Aim: Search the listing for the string "Выполним" and copy every line that contains it.

Records to use:
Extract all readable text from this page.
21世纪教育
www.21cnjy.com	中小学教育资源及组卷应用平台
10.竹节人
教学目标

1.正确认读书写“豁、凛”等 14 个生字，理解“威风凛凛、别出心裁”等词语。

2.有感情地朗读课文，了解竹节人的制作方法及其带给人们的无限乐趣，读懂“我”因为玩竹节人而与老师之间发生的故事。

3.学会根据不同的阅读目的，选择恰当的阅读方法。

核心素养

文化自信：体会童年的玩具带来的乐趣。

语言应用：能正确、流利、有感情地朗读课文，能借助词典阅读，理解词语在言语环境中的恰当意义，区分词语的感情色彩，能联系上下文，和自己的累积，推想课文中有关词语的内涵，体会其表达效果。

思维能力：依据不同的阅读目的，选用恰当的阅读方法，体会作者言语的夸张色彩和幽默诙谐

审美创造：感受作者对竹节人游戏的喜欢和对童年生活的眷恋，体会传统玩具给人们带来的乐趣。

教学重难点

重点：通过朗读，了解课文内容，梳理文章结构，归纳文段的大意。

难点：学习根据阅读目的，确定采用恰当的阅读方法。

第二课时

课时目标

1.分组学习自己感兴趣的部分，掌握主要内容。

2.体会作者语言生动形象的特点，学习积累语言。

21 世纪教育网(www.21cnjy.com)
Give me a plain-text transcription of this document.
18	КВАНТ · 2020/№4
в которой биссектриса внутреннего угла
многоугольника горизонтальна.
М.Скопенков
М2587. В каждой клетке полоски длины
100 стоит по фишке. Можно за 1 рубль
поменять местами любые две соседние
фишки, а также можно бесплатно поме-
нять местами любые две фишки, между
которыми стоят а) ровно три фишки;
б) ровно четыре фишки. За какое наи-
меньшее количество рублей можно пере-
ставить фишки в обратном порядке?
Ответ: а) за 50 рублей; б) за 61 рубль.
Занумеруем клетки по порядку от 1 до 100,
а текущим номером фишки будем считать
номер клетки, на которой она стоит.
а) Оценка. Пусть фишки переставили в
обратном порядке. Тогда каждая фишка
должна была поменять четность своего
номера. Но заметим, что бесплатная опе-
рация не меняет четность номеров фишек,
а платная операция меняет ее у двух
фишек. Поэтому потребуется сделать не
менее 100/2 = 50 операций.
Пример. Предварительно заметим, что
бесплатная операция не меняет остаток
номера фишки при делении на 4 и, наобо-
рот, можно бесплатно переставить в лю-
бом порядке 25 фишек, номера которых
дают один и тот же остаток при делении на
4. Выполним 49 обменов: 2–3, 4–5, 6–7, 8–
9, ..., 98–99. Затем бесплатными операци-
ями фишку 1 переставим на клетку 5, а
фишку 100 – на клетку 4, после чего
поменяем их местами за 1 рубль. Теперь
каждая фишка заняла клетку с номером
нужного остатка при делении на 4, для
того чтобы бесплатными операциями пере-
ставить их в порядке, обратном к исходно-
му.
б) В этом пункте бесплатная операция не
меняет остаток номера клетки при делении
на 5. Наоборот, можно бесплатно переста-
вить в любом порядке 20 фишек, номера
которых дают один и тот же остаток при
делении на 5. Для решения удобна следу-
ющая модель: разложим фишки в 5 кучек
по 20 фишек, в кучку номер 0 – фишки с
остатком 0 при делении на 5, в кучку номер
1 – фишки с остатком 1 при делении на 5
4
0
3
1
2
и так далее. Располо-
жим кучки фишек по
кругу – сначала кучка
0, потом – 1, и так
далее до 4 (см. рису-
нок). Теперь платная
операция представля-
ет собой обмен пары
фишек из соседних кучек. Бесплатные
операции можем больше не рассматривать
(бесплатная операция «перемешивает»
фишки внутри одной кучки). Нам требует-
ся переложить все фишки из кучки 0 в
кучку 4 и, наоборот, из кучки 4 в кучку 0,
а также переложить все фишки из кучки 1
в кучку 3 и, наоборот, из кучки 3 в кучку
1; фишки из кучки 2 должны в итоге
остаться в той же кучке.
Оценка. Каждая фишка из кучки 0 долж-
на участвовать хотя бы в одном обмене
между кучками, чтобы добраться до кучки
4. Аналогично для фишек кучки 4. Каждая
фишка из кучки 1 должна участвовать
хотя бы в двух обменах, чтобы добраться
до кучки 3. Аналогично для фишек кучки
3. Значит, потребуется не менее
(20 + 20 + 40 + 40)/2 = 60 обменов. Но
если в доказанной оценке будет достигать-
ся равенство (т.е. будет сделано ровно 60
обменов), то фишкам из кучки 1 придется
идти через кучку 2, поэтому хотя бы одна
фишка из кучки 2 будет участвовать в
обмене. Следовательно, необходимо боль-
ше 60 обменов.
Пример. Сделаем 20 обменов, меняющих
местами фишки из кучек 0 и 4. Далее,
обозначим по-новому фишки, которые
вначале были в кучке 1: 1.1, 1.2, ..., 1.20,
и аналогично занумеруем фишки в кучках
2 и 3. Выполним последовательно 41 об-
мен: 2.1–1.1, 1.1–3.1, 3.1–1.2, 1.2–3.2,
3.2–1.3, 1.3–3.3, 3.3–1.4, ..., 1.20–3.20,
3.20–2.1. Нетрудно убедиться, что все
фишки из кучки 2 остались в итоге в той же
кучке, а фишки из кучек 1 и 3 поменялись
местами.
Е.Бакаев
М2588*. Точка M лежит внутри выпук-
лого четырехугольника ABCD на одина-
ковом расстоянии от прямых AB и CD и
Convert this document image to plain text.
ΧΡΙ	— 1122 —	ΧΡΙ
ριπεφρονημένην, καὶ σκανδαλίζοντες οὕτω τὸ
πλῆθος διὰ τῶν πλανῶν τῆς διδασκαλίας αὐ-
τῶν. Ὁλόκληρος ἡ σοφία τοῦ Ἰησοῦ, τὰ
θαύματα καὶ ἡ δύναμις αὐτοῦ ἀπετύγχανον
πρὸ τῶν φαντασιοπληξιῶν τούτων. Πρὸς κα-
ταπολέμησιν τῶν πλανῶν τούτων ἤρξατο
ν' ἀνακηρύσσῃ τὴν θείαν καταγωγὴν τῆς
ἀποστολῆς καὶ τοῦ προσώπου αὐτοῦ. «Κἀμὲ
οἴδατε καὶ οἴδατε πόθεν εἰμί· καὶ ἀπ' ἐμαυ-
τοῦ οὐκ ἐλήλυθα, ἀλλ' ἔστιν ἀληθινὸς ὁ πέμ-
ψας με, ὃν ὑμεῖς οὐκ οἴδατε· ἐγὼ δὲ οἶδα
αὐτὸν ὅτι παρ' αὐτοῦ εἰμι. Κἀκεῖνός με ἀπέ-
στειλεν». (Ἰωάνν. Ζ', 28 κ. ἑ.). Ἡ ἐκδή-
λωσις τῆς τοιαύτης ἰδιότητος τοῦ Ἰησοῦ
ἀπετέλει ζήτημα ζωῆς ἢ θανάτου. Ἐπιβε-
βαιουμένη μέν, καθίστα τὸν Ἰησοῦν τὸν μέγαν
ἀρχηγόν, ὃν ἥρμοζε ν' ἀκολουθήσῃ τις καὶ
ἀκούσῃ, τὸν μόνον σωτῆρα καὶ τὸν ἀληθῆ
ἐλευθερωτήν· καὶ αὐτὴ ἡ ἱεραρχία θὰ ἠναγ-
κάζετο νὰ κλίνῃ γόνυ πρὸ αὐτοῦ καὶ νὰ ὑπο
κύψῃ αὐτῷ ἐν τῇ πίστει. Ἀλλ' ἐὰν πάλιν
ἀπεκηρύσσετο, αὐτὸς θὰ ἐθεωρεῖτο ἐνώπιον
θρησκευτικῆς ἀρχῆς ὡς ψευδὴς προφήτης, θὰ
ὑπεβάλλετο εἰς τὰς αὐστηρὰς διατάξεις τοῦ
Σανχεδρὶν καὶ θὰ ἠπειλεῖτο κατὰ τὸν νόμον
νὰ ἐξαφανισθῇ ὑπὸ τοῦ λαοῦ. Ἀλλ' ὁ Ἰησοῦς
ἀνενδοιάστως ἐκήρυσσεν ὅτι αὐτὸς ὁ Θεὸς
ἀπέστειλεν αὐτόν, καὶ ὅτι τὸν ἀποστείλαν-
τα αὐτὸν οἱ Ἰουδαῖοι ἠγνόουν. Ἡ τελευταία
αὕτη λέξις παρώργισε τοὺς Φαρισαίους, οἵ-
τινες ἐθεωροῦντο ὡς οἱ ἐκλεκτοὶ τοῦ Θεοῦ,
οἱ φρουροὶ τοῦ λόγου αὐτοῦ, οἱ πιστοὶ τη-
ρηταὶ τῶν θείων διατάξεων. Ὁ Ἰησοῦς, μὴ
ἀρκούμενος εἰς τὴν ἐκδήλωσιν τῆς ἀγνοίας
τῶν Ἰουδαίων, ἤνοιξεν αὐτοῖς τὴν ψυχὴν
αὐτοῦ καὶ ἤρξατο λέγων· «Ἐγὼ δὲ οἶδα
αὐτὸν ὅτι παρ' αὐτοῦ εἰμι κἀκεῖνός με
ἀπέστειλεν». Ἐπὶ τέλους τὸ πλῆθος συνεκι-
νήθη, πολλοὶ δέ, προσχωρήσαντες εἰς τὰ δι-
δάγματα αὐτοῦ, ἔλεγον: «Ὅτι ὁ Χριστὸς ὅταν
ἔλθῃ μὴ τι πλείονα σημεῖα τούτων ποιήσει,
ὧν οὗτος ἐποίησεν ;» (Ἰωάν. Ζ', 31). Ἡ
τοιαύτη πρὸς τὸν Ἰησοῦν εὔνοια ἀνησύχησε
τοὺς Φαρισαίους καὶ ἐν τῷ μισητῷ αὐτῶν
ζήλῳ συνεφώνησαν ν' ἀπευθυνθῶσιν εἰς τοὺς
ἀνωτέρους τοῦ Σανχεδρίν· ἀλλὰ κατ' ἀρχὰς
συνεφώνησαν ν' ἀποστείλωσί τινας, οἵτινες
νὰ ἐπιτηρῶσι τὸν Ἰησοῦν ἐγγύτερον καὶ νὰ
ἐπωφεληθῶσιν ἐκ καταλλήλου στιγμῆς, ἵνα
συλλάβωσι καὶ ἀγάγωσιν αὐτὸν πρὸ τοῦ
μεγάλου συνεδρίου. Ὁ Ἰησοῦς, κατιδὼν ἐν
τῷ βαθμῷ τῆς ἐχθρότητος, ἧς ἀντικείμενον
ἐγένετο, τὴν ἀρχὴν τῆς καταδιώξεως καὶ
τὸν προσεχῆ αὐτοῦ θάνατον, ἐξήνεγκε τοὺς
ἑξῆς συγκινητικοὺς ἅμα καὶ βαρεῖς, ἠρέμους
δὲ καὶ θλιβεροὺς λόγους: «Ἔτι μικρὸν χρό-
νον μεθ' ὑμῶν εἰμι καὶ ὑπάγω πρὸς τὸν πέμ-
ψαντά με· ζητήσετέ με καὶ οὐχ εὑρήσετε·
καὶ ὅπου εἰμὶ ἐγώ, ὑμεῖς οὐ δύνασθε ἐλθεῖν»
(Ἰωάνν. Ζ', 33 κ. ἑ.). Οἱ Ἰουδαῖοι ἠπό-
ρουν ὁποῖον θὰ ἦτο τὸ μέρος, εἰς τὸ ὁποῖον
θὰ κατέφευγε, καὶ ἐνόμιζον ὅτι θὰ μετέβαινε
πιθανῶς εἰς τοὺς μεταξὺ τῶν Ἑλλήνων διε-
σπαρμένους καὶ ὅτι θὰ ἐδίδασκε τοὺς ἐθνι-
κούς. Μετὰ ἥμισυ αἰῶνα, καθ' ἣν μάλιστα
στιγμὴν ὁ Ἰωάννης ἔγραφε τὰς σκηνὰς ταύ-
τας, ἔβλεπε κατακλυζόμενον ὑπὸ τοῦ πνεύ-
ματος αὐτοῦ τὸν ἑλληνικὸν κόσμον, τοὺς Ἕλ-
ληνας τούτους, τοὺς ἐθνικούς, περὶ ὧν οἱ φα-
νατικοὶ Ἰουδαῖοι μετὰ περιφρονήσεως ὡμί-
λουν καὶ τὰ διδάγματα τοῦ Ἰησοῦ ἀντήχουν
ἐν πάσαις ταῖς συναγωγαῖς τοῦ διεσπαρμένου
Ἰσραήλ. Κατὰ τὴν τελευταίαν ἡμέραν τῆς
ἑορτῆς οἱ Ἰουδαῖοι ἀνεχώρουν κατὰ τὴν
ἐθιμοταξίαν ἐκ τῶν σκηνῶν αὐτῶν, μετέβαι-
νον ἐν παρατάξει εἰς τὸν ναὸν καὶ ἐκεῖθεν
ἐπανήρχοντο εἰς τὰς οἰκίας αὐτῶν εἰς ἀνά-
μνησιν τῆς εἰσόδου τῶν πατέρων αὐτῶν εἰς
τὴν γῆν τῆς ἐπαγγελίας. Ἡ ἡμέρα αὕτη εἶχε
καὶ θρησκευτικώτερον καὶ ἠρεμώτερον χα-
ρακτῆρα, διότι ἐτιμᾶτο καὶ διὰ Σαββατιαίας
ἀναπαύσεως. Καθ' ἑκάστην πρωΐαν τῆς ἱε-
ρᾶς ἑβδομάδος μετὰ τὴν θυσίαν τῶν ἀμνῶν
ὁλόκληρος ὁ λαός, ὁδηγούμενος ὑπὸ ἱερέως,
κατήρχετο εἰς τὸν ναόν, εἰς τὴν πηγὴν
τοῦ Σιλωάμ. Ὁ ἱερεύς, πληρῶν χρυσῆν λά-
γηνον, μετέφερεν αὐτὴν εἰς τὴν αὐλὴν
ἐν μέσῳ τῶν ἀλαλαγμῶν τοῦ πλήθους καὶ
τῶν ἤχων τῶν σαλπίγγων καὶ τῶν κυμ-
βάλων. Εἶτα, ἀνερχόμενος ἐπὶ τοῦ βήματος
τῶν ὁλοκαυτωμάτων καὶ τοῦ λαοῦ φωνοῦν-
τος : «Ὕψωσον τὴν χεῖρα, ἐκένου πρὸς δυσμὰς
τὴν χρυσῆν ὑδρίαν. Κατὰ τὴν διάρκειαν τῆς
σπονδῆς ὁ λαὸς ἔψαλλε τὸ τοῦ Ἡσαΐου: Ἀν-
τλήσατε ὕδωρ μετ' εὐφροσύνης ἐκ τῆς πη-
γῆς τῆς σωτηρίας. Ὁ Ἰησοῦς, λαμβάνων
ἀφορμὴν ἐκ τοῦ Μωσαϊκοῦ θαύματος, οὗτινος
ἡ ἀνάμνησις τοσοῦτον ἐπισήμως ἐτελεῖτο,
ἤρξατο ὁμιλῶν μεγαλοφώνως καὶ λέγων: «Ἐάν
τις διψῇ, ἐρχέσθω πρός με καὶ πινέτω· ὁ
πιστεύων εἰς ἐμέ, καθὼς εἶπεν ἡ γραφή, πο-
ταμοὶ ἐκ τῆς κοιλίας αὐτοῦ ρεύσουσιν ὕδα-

Task output:
4. Выполним 49 обменов: 2–3, 4–5, 6–7, 8–
2 и 3. Выполним последовательно 41 об-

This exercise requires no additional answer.